Чтение онлайн

ЖАНРЫ

История всемирной литературы Т.8
Шрифт:

После революции начинается принципиально новая глава в истории русского футуризма. Он во многом уже перестал существовать как прежнее течение. Его «правопреемником» становится «Левый фронт искусства» — ЛЕФ. Концепции футуристов получали развитие и переосмысление в творчестве Маяковского и других поэтов.

НОВОКРЕСТЬЯНСКАЯ ПОЭЗИЯ. КЛЮЕВ. ЕСЕНИН

Самобытным явлением в литературе 910-х годов стала так называемая новокрестьянская поэзия, в русле которой начинали выдающиеся русские лирики Н. А. Клюев и С. А. Есенин, а также близкие к ним С. А. Клычков (1889—1937), А. В. Ширяевец (настоящая фамилия Абрамов, 1887—1924), П. В. Орешин (1887—1938), П. И. Карпов (1887—1963). Их объединяли — при всех различиях творческого почерка и меры таланта — истовая любовь к деревенской России (вопреки России «железной»), желание высветить исконные ценности ее верований и морали труда, обихода. Кровная связь с миром природы и

устного творчества, приверженность мифу, сказке определили смысл и «звук» новокрестьянской лирики и эпики; вместе с тем их создателям оказались внятны и стилевые устремления «русского модерна». Синтез древнего образного слова и новой поэтики обусловил художественное своеобразие их лучших произведений, а общение с Блоком, Брюсовым, другими символистами помогло творческому росту. Судьбы новокрестьянских поэтов после Октября (в пору их наибольших достижений) сложились трагически: идеализацию ими деревенской старины сочли «кулацкой». В 30-е годы они были вытеснены из литературы, стали жертвами репрессий.

**ПЕРЕЧЕНЬ ДАННЫХ**
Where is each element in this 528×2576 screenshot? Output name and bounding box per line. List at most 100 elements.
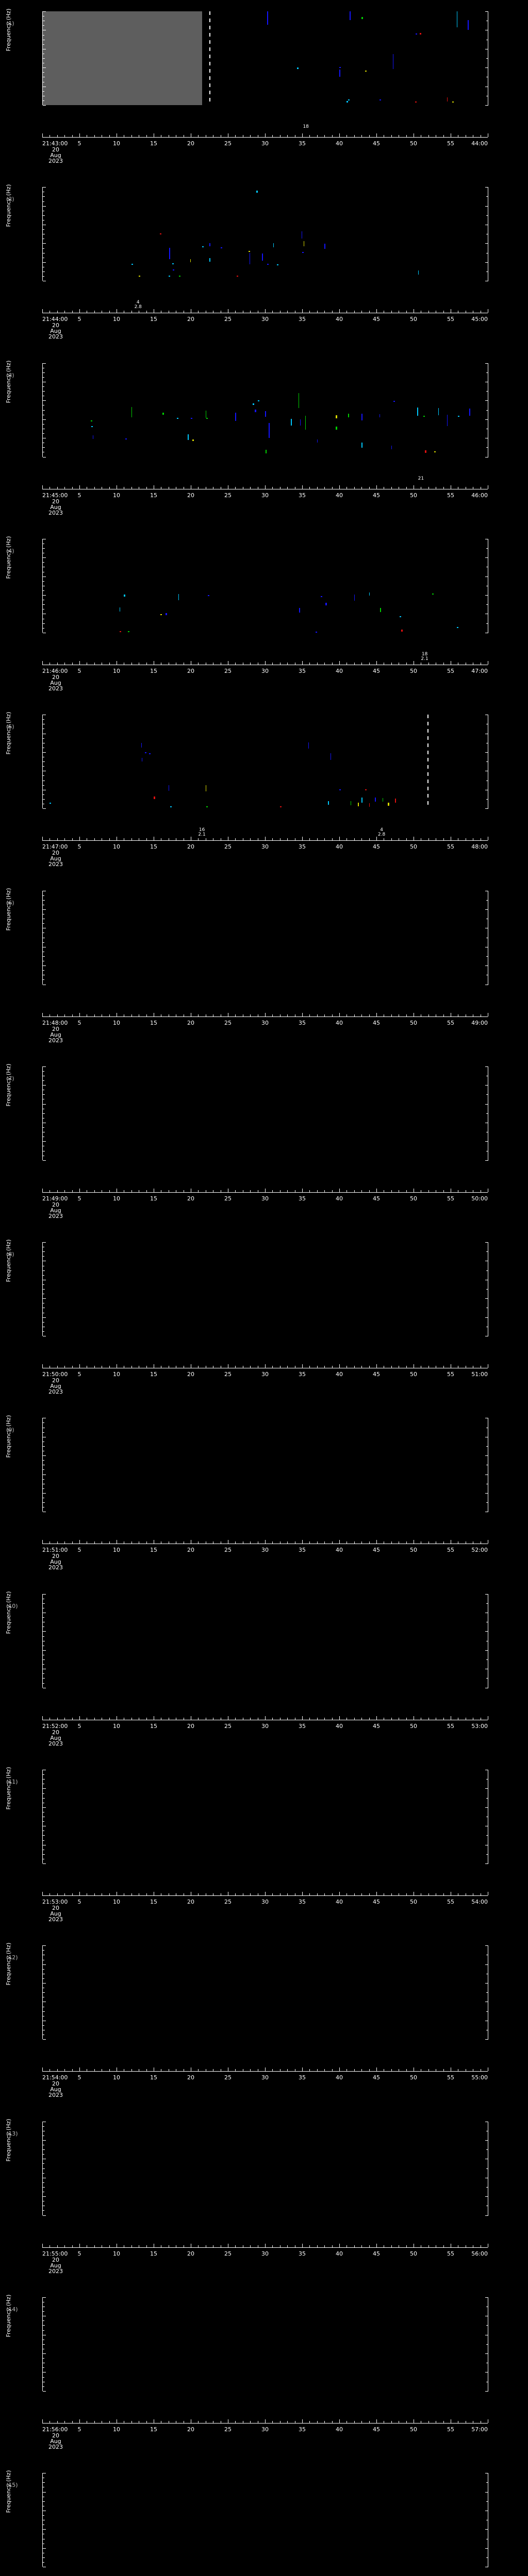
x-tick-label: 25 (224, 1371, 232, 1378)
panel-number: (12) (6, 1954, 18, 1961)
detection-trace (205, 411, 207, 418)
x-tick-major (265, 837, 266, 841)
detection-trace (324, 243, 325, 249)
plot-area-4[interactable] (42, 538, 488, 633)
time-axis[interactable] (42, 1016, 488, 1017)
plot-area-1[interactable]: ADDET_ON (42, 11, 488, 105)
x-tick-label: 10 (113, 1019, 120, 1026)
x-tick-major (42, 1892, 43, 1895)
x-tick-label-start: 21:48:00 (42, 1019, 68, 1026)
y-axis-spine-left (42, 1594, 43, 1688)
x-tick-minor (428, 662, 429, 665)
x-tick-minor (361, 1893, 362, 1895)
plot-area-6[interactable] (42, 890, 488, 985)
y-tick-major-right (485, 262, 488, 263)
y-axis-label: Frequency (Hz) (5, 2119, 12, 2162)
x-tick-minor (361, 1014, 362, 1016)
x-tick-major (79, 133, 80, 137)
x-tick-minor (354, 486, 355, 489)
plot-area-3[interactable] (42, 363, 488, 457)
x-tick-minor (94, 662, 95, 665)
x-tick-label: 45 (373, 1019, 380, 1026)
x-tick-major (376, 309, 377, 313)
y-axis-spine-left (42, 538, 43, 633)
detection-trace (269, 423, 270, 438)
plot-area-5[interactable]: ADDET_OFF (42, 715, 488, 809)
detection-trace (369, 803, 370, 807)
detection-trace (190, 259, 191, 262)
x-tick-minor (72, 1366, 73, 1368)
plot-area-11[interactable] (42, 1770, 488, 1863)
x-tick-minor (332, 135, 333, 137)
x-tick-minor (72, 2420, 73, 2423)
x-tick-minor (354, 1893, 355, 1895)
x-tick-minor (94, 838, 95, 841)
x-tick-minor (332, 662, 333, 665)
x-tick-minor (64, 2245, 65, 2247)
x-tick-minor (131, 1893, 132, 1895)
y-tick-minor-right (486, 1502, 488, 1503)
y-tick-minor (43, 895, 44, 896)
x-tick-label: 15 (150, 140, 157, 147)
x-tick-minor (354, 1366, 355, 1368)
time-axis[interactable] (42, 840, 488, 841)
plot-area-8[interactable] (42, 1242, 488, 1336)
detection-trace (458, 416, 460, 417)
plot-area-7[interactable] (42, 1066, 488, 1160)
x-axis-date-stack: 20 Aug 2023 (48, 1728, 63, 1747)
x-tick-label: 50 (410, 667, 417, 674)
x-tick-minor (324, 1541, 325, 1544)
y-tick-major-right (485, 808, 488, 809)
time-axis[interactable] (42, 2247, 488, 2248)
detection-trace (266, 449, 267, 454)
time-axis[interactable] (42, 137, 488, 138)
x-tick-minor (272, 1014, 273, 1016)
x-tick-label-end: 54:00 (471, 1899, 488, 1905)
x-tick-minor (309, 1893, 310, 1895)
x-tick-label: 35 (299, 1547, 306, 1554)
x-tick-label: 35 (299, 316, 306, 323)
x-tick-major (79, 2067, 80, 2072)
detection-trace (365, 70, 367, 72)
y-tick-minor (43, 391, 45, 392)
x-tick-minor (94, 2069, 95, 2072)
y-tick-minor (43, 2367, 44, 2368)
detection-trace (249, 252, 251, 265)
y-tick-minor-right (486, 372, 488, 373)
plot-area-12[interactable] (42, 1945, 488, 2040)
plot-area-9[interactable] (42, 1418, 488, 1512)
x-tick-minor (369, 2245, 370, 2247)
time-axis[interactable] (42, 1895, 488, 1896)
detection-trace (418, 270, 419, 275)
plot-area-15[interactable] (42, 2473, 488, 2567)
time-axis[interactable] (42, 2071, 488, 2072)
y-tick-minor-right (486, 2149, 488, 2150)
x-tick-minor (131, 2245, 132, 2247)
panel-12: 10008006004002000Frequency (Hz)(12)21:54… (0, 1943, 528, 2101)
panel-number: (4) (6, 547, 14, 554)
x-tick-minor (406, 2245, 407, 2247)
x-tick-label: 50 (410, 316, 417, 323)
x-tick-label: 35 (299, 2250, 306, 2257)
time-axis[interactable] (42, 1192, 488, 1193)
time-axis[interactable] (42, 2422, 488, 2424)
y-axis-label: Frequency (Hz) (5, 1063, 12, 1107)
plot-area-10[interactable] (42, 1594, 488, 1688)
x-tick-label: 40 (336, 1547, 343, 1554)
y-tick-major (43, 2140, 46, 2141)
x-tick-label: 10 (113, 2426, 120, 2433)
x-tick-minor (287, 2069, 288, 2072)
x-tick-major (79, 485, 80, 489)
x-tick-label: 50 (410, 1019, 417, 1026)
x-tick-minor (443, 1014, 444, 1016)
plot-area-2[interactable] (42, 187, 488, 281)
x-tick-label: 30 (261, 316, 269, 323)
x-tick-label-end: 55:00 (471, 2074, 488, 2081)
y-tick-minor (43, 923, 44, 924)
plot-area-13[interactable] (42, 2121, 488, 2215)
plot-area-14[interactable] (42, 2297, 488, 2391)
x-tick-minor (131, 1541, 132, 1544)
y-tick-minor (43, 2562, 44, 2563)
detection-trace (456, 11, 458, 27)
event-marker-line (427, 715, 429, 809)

...

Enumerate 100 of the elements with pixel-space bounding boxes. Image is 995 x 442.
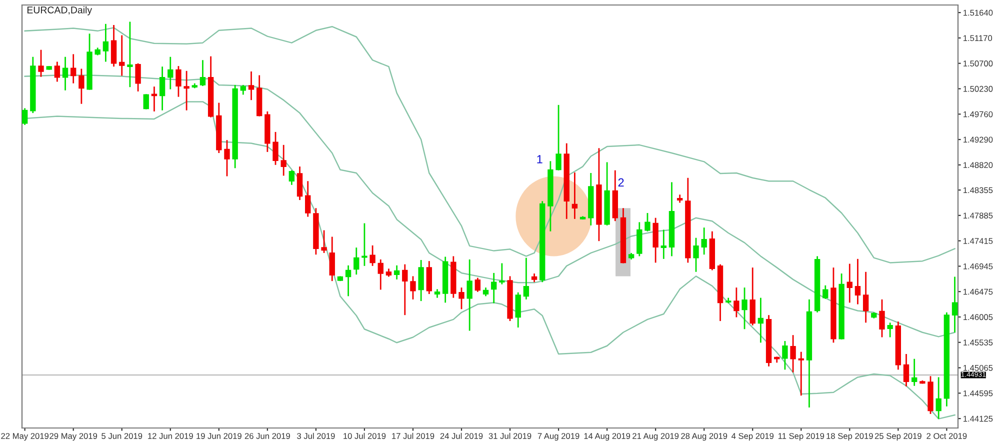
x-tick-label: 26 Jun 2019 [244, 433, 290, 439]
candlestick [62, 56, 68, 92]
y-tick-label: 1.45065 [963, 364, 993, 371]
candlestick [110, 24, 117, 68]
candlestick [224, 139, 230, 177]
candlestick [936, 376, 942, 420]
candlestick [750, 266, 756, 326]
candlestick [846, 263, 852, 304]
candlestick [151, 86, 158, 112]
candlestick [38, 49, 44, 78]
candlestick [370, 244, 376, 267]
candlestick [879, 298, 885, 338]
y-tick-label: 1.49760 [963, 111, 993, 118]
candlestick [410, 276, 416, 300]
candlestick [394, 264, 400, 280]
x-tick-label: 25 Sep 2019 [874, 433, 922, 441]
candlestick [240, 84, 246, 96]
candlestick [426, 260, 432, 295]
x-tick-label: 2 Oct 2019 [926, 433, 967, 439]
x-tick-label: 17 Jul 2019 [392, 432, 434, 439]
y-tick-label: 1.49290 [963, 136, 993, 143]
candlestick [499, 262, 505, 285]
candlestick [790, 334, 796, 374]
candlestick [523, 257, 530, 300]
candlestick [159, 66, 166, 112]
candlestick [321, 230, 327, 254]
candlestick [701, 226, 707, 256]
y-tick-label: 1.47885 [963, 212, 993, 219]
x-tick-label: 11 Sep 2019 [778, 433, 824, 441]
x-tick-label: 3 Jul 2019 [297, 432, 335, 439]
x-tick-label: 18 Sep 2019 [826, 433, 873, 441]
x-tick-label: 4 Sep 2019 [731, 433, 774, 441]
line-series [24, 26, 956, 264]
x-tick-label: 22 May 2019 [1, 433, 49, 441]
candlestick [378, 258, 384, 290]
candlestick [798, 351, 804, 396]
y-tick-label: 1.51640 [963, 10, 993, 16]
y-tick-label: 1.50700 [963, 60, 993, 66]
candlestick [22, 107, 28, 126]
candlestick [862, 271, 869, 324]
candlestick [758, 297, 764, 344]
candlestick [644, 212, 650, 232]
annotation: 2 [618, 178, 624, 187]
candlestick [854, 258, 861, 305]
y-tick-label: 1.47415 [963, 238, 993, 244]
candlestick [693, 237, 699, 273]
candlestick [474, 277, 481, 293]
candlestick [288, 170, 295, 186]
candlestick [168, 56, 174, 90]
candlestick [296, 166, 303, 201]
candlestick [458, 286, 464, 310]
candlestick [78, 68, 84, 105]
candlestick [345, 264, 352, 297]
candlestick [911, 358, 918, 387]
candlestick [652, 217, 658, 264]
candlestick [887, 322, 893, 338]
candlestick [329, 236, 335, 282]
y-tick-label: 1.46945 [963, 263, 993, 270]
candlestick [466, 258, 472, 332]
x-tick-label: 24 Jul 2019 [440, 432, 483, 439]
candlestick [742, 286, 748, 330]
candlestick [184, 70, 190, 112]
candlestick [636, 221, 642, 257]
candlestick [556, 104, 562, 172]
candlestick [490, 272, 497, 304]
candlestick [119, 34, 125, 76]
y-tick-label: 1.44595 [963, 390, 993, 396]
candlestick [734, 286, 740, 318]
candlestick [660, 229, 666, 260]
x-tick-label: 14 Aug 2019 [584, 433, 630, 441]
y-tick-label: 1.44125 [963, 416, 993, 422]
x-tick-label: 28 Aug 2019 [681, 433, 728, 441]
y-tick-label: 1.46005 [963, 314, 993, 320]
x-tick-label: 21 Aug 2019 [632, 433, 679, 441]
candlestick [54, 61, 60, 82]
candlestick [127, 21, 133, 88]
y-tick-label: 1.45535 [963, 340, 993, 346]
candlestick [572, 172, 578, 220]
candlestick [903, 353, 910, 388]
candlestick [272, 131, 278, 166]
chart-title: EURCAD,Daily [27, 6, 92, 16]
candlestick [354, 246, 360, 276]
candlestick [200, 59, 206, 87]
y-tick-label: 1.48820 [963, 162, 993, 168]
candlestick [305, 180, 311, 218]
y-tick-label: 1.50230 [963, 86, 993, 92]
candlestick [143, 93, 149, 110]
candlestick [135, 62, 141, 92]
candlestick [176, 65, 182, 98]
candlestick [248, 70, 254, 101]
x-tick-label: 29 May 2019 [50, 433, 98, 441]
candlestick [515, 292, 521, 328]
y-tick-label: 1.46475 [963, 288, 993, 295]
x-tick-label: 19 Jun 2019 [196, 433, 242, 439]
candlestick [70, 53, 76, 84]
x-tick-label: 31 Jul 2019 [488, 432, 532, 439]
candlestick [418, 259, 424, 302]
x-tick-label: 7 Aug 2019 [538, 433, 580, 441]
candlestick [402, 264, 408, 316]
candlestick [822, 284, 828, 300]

**УСЛОВИЯ ЗАДАНИЯ**
#1 Верните без изменений отрывок из текста о русской поэзии: от «История всемирной литературы» до «и других поэтов.».
#2 Возобновите текст о русской поэзии, начав сразу после его последнего предложения.

**ОТВЕТЫ**
#1
История всемирной литературы Т.8
Шрифт:

После революции начинается принципиально новая глава в истории русского футуризма. Он во многом уже перестал существовать как прежнее течение. Его «правопреемником» становится «Левый фронт искусства» — ЛЕФ. Концепции футуристов получали развитие и переосмысление в творчестве Маяковского и других поэтов.

#2
Личность Николая Алексеевича Клюева (1884—1937) привлекла Блока еще в 1907 г. Родом из крестьян Олонецкого края, Клюев, которого учила «песенному складу» мать, сказительница и плачея, стал изощренным мастером поэтического слова, связав «устное» и «книжное», тонко стилизуя былины, народные песни, духовные стихи. У Клюева даже революционные мотивы, присутствующие в ранней лирике, религиозно окрашены, с первой книги («Сосен перезвон», 1912) образ народа видится в мистико-романтических тонах (К. Азадовский). Лироэпика на фольклорной основе, поэтическое пересоздание сельской жизни выразили, начиная со сборника «Лесные были» (1913), новокрестьянскую тенденцию. Неслучайно Клюев отвергал негативное изображение деревни Буниным и ценил Ремизова, Васнецова, а у себя выделял «Плясею» и «Бабью песню», славившие удаль, жизнестойкость народного характера. Одно из вершинных созданий Клюева, цикл «Избяные песни» (1914—16), воплотил черты мировидения северно-русского крестьянства, поэзию его поверий, обрядов, связь с землей, многовековым укладом и «вещным» миром. В основе густой образности Клюева с ее «фольклорным гиперболизмом» (В. Базанов) — олицетворения природных сил. Своеобычен язык поэта, обогащенный областными словами и архаизмами. В предоктябрьских стихах Клюев развивал миф о богоизбранности «избяной Руси», этой «белой Индии», ее живоносные начала противопоставлял — в духе идей группы «Скифы» — мертвенной машинной цивилизации Запада. Поначалу приняв Октябрь, Клюев вскоре ощутил трагизм происшедшего, многие его пророческие страницы не увидели света; в 1934 г. он был сослан, в 1937 г. — расстрелян.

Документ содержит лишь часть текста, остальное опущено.